What to do >>
(1) In the D string thread, why should working with arrays of mostly byte-size but occasionally multibyte entities have to be explicit?
(2) Retype the stretch of the D string thread from "Why I initially" through "is required here?".
(3) Condense the paragraph of the D string thread that begins "Still, if the programmer specifically wants" into one shorter sentence that keeps its main points.

Extract >>
Equally, when somebody wants to twiddle with arrays of "virtually just byte size entities, but in the rare case potentially multibyte" entities, then _this_ should have to be explicit. This would also keep the programmer himself remembering what he is twiddling.


November 14, 2005
Bruno Medeiros wrote:
> Derek Parnell wrote:
>> On Sun, 13 Nov 2005 22:12:36 +0200, Georg Wrede wrote:
>> 
>>> Then I saved the file as UTF-7, UTF-8, UTF-16, UCS-2, UCS-4.
>> 
>> I've just fixed the Build utility to read UTF-8, UTF-16le/be,
>> UTF-32le/be encodings, but is there any reason I should support
>> UTF-7? It seems a bit superfluous, and under-supported elsewhere
>> too.
>> 
> It says on the docs D source text can only be UTF-8,UTF-16,UTF-32 and
>  ASCII so it's not just superfluous, it's 100% useless, right?

Yes, for source code.

Why I initially included it was "just to see what happens".
November 14, 2005
Derek Parnell wrote:
> void main() { SendTextToFile("test"); }
> 
> Sure, it could choose any and be done with it, but would it hurt the
> coder to be made aware that a decision is required here?
> 
> I'm in favour of D's current behaviour, even though it means I must decorate some string literals.

Suppose D, one day behaves like this:

When using literal or other strings, D internally uses the width that is customary on that particular OS/hardware combination.

Any undecorated string literal, any array and other string capable data structure defaults to this width, any library routines default to this.

Still, if the programmer specifically wants a certain width, then that is used instead. (But it's ok with me if he then has to specify the width each time he defines a reference, data structure, input parameter, or literal string.)

Upsides:

 - normal program would get easier to write
 - not being width dependent becomes explicit

 - programs that need a certain width
    - would stand out
    - a width decision has been made

 What would the downsides be?

Dataset entries >>
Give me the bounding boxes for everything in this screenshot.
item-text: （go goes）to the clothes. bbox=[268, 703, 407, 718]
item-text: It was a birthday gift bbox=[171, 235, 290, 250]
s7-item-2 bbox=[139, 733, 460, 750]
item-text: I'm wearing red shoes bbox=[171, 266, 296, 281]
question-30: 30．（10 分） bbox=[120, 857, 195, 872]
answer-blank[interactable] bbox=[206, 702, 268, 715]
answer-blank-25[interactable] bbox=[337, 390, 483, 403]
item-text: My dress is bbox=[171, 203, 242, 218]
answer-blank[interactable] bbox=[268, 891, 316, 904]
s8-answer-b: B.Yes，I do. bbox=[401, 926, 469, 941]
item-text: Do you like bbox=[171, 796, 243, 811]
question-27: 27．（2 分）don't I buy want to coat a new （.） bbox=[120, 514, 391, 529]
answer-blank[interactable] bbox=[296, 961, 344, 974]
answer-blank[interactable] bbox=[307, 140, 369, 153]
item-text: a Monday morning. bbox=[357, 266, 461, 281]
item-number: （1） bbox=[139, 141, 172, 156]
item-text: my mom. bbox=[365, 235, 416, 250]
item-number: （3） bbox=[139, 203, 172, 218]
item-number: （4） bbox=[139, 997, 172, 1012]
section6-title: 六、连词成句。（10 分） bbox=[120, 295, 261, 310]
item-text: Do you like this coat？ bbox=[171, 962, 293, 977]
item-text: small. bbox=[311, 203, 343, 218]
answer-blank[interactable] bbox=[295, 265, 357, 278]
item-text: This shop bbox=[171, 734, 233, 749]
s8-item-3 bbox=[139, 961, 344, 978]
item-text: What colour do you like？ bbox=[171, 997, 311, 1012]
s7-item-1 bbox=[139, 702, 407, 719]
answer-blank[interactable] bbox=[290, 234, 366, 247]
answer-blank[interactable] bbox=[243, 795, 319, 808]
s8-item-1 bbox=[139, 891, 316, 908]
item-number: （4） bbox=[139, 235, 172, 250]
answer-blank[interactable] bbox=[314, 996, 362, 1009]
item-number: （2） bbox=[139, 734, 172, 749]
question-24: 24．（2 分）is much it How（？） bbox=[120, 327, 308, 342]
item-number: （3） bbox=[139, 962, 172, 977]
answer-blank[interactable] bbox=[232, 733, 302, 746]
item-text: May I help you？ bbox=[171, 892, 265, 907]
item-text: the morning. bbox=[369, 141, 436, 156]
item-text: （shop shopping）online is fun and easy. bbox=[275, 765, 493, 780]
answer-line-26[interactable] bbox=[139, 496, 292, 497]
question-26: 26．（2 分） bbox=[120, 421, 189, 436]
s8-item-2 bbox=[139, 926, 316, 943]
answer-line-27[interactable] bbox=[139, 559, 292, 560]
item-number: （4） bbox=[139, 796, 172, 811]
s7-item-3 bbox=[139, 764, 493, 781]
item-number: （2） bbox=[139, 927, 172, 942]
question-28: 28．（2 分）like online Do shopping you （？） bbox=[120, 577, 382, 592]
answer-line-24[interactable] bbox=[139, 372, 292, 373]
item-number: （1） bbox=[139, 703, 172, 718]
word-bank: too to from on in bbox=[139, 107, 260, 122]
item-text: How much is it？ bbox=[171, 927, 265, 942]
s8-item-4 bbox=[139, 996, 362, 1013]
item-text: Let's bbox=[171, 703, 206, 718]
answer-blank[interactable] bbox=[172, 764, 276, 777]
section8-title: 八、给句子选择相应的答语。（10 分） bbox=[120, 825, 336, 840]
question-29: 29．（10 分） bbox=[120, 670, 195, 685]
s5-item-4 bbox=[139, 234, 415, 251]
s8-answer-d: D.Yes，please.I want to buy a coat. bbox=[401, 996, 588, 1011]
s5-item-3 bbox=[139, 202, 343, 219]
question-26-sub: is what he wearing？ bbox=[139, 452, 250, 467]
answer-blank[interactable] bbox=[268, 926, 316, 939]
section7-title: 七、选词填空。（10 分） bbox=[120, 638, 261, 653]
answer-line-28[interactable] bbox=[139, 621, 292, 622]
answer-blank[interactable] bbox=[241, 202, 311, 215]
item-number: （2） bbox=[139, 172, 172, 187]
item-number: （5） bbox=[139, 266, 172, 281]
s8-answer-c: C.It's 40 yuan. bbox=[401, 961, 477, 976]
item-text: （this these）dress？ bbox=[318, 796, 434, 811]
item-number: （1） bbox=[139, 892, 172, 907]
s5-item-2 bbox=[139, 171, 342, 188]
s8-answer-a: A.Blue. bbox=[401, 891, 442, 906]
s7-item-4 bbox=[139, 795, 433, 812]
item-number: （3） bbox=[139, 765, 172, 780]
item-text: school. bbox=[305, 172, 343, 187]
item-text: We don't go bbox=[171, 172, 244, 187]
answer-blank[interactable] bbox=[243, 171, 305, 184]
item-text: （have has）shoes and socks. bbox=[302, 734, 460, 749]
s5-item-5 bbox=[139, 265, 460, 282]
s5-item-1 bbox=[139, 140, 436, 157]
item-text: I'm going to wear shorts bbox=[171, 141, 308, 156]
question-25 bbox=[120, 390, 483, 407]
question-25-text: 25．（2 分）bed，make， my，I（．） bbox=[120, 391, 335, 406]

The results >>
(1) Making it explicit would keep the programmer remembering what he is twiddling.

(2)
Why I initially included it was "just to see what happens".
November 14, 2005
Derek Parnell wrote:
> void main() { SendTextToFile("test"); }
> 
> Sure, it could choose any and be done with it, but would it hurt the
> coder to be made aware that a decision is required here?

(3) A programmer who wants a certain width gets that width, even if he must then specify it for each reference, data structure, input parameter, or literal string.